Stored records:
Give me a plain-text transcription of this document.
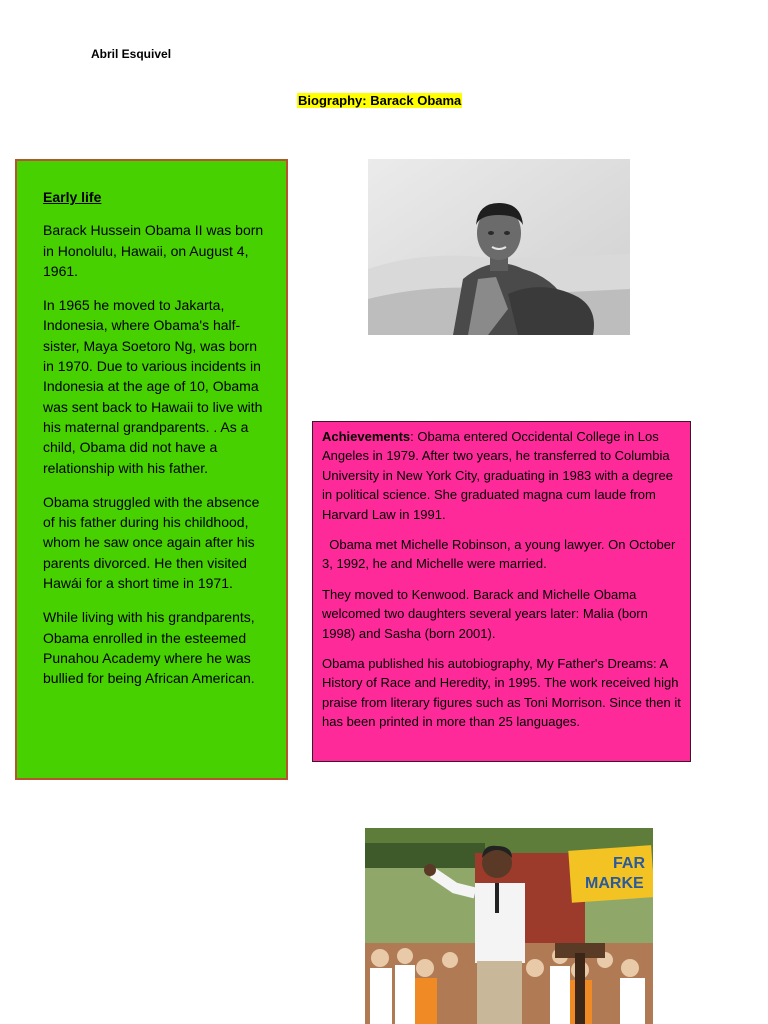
Abril Esquivel
Biography: Barack Obama
Early life

Barack Hussein Obama II was born in Honolulu, Hawaii, on August 4, 1961.

In 1965 he moved to Jakarta, Indonesia, where Obama's half-sister, Maya Soetoro Ng, was born in 1970. Due to various incidents in Indonesia at the age of 10, Obama was sent back to Hawaii to live with his maternal grandparents. . As a child, Obama did not have a relationship with his father.

Obama struggled with the absence of his father during his childhood, whom he saw once again after his parents divorced. He then visited Hawái for a short time in 1971.

While living with his grandparents, Obama enrolled in the esteemed Punahou Academy where he was bullied for being African American.

Achievements: Obama entered Occidental College in Los Angeles in 1979. After two years, he transferred to Columbia University in New York City, graduating in 1983 with a degree in political science. She graduated magna cum laude from Harvard Law in 1991.

Obama met Michelle Robinson, a young lawyer. On October 3, 1992, he and Michelle were married.

They moved to Kenwood. Barack and Michelle Obama welcomed two daughters several years later: Malia (born 1998) and Sasha (born 2001).

Obama published his autobiography, My Father's Dreams: A History of Race and Heredity, in 1995. The work received high praise from literary figures such as Toni Morrison. Since then it has been printed in more than 25 languages.

FAR
MARKE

▶ [The exercise]:
Copy out all the records exactly, excluding pictures.

▶ [Response to this task]:
Give me a plain-text transcription of this document.
Abril Esquivel
Biography: Barack Obama
Early life

Barack Hussein Obama II was born in Honolulu, Hawaii, on August 4, 1961.

In 1965 he moved to Jakarta, Indonesia, where Obama's half-sister, Maya Soetoro Ng, was born in 1970. Due to various incidents in Indonesia at the age of 10, Obama was sent back to Hawaii to live with his maternal grandparents. . As a child, Obama did not have a relationship with his father.

Obama struggled with the absence of his father during his childhood, whom he saw once again after his parents divorced. He then visited Hawái for a short time in 1971.

While living with his grandparents, Obama enrolled in the esteemed Punahou Academy where he was bullied for being African American.

Achievements: Obama entered Occidental College in Los Angeles in 1979. After two years, he transferred to Columbia University in New York City, graduating in 1983 with a degree in political science. She graduated magna cum laude from Harvard Law in 1991.

Obama met Michelle Robinson, a young lawyer. On October 3, 1992, he and Michelle were married.

They moved to Kenwood. Barack and Michelle Obama welcomed two daughters several years later: Malia (born 1998) and Sasha (born 2001).

Obama published his autobiography, My Father's Dreams: A History of Race and Heredity, in 1995. The work received high praise from literary figures such as Toni Morrison. Since then it has been printed in more than 25 languages.

FAR
MARKE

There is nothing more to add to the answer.